#### Job
Of all the lines in the records below, how many hold the word "name"? Give the number alone.

== Dataset

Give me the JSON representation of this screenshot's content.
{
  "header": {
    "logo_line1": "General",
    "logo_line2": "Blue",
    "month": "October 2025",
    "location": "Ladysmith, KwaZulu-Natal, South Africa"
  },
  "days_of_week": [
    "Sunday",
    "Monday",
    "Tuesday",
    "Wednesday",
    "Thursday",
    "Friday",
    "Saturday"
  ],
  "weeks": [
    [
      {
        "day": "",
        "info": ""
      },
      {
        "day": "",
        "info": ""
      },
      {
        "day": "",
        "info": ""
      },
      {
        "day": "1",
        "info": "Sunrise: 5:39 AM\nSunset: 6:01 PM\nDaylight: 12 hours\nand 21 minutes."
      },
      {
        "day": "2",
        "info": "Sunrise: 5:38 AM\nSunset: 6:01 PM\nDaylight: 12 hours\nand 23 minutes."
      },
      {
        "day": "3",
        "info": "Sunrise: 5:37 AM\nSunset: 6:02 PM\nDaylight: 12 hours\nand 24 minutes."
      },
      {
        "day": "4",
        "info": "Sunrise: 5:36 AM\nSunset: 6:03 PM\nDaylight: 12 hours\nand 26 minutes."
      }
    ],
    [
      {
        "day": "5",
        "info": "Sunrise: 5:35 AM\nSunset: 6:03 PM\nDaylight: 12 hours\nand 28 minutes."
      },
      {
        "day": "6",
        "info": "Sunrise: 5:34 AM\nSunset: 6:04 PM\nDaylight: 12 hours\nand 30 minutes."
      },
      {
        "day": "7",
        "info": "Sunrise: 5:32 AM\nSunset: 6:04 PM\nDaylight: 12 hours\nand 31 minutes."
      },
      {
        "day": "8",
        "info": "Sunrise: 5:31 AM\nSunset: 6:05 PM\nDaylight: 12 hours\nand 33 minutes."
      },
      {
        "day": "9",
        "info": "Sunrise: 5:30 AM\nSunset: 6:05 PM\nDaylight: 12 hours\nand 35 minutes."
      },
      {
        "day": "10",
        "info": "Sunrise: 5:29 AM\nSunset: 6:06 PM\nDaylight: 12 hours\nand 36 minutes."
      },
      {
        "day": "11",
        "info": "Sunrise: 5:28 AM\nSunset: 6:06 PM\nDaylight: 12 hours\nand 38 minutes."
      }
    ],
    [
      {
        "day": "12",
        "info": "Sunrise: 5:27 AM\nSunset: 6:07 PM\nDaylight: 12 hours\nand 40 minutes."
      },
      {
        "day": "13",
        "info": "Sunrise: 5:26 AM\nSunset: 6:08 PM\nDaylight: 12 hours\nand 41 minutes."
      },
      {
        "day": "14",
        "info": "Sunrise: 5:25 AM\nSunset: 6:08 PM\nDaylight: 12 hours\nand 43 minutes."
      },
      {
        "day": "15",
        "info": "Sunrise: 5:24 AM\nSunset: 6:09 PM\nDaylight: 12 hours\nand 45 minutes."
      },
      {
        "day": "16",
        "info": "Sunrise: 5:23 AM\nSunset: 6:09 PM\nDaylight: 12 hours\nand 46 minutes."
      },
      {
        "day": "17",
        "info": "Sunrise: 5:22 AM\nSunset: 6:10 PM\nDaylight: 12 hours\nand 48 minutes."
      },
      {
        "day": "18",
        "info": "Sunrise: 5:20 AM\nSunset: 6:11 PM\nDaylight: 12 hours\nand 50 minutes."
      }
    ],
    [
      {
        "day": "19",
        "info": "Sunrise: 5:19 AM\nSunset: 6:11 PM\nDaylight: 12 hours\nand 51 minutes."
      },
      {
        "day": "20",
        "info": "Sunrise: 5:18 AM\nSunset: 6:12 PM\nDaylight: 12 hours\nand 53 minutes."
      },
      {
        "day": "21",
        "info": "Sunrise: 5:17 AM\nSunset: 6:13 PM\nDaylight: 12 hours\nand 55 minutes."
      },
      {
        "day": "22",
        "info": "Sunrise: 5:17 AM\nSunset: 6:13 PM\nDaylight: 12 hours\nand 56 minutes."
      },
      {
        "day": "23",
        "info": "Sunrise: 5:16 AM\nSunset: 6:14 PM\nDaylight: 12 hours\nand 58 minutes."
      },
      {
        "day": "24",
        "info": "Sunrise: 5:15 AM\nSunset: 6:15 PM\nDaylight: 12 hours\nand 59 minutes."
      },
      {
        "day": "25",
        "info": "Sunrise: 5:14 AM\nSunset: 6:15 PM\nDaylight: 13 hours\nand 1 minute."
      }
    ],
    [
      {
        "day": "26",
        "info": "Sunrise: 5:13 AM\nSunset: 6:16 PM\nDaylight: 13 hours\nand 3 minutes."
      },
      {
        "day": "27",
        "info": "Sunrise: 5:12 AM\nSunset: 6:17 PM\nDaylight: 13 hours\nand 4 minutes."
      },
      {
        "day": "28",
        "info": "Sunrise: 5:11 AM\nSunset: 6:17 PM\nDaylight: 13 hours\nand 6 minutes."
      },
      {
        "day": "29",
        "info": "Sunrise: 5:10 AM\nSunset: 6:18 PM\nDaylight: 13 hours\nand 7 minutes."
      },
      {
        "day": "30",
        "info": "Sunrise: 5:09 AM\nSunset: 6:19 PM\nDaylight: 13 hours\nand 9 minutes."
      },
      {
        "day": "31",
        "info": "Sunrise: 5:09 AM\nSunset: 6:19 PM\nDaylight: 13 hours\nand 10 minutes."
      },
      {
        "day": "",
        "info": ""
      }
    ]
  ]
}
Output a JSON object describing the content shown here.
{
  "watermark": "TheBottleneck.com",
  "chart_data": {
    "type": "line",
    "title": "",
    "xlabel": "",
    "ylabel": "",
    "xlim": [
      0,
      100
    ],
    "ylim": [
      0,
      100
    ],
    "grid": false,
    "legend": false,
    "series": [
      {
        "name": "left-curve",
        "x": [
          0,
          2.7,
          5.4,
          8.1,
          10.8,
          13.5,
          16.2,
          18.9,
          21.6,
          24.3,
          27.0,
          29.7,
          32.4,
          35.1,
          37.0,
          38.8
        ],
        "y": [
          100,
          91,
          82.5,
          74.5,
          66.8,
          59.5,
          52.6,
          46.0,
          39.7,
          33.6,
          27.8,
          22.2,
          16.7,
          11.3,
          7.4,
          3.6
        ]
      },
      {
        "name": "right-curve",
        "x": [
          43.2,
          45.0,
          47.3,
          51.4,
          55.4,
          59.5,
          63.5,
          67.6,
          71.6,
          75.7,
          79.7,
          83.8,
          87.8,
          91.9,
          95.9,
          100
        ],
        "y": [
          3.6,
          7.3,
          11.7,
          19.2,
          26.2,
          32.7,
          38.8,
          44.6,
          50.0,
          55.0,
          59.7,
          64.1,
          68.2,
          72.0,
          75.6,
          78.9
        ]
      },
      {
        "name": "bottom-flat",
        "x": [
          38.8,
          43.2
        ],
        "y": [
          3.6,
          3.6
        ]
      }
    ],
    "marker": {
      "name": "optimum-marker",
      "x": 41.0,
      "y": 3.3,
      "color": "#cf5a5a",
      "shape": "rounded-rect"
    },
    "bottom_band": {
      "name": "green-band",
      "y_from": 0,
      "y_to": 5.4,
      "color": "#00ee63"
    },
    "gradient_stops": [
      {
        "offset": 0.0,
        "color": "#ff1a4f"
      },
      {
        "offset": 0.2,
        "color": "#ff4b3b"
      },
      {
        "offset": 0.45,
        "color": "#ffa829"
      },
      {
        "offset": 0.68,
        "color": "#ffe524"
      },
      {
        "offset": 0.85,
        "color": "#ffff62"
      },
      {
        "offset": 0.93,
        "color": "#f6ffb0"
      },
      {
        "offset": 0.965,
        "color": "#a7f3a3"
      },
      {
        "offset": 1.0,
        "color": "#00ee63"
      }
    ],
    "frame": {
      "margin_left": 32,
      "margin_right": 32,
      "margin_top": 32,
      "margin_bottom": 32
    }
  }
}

====
== Dataset

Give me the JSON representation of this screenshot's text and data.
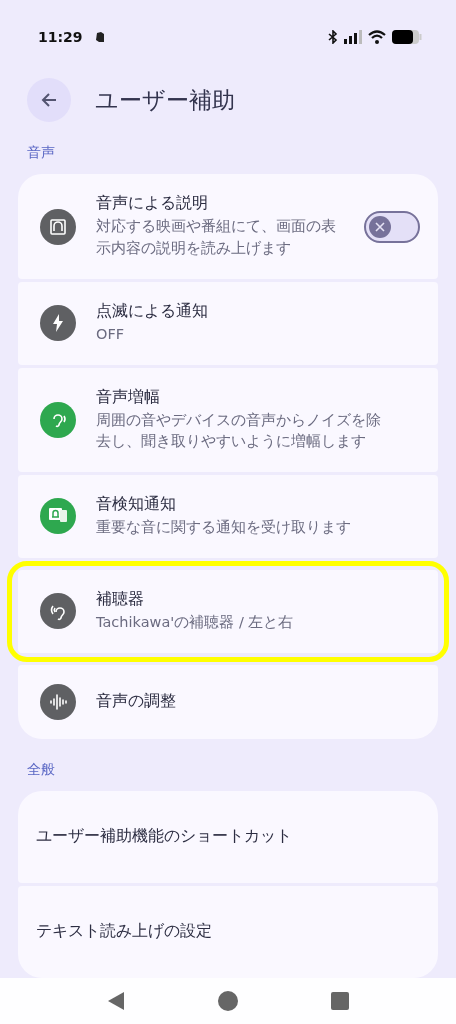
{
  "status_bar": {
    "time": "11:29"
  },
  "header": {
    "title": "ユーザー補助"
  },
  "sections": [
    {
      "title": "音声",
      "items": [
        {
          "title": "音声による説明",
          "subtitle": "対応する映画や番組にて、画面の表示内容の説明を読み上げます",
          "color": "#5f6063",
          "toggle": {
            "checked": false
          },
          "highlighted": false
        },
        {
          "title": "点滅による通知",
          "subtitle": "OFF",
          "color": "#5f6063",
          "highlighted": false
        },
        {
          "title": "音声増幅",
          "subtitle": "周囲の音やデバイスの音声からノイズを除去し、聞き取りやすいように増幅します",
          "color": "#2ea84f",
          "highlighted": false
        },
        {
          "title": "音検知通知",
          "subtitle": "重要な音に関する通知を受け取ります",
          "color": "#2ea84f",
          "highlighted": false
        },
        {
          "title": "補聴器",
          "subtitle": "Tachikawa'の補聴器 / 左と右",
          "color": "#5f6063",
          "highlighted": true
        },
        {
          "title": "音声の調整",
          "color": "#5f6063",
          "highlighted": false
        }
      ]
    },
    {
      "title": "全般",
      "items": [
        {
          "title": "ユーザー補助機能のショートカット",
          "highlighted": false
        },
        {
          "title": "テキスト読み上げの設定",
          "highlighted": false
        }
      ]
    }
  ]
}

====

#### Solution
5